▶ [WHAT TO WORK ON]
Select the lines of the records containing the word "number" and list them.

▶ [DATA TO PROCESS]

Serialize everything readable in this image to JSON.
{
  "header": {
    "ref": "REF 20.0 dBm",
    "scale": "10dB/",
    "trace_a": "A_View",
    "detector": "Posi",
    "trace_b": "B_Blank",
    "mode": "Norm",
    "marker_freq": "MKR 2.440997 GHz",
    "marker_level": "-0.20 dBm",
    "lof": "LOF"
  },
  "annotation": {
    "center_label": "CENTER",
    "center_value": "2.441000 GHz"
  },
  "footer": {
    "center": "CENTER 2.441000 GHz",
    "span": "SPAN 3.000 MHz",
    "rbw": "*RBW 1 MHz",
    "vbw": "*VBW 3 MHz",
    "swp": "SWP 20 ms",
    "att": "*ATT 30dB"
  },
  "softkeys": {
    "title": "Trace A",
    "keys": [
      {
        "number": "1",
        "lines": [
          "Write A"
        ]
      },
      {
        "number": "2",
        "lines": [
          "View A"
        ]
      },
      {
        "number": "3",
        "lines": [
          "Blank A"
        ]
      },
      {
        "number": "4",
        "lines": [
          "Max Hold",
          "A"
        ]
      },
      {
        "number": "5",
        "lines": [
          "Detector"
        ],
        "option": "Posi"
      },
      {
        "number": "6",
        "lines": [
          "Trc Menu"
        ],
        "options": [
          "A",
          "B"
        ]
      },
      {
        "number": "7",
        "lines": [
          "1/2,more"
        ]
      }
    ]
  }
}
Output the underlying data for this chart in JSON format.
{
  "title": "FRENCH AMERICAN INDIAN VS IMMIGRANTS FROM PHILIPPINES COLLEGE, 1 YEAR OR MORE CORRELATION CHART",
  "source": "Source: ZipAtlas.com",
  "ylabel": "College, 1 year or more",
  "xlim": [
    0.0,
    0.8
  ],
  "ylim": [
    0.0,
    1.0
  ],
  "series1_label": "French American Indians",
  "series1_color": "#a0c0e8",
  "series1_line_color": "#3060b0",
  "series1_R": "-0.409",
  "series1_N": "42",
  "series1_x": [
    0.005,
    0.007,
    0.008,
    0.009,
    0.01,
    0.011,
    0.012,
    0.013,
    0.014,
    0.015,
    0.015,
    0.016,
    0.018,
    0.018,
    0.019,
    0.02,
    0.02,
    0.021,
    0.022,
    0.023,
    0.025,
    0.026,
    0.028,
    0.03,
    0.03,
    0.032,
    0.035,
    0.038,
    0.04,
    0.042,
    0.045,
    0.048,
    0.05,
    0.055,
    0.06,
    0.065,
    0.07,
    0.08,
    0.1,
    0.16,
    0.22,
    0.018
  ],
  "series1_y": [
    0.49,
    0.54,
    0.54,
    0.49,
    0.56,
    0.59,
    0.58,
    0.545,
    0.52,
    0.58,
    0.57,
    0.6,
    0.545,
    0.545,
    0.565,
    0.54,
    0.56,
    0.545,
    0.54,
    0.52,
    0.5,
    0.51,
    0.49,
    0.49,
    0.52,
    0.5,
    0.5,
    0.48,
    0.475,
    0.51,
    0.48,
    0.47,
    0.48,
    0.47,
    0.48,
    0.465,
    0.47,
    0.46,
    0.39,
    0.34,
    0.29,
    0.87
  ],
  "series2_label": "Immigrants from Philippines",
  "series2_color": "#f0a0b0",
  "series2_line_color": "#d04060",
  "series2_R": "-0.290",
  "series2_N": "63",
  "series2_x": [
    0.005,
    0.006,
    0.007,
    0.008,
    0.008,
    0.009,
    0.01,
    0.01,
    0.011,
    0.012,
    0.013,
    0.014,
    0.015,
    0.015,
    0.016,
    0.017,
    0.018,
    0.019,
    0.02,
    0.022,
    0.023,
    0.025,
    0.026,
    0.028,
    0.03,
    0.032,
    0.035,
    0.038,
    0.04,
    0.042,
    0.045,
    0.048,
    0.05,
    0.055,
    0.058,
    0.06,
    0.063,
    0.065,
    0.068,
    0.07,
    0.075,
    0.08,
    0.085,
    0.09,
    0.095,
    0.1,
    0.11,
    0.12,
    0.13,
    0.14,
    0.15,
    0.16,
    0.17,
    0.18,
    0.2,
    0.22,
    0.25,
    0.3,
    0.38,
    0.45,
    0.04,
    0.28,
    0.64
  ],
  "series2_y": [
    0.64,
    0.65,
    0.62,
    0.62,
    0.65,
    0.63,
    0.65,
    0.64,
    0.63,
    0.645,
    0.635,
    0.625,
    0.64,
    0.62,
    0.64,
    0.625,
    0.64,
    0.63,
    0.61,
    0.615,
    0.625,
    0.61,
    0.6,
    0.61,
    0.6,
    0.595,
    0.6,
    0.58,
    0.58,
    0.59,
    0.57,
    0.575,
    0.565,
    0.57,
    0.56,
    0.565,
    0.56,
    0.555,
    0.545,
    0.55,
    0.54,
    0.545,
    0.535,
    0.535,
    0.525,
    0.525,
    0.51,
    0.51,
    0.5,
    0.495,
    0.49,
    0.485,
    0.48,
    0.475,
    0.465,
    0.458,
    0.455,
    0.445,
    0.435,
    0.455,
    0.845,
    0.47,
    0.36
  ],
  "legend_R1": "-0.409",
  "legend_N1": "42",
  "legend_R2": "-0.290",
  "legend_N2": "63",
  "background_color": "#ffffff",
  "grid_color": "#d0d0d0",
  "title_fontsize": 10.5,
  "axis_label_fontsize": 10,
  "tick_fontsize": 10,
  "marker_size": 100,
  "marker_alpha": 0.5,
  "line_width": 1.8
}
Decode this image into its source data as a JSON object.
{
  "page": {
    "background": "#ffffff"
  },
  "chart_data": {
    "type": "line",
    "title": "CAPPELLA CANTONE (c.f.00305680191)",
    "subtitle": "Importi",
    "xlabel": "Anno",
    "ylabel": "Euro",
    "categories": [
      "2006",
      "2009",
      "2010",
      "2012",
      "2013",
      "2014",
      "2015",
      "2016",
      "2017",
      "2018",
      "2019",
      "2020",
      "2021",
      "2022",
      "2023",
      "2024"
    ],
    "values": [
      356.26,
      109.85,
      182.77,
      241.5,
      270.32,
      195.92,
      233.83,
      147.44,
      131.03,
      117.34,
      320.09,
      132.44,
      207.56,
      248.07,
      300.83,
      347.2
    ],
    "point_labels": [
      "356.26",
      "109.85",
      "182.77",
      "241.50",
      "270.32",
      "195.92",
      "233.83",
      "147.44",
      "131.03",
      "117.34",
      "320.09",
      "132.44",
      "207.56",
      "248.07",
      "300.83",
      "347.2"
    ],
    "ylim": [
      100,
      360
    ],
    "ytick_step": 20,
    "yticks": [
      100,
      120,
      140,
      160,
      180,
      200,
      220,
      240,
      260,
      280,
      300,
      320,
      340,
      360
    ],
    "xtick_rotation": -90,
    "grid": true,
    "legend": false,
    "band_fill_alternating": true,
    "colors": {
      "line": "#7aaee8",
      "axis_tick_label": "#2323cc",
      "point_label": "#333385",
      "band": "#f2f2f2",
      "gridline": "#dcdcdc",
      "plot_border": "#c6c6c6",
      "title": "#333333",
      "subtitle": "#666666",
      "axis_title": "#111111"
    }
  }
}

▶ [EXERCISE OUTPUT]
        "number": "1",
        "number": "2",
        "number": "3",
        "number": "4",
        "number": "5",
        "number": "6",
        "number": "7",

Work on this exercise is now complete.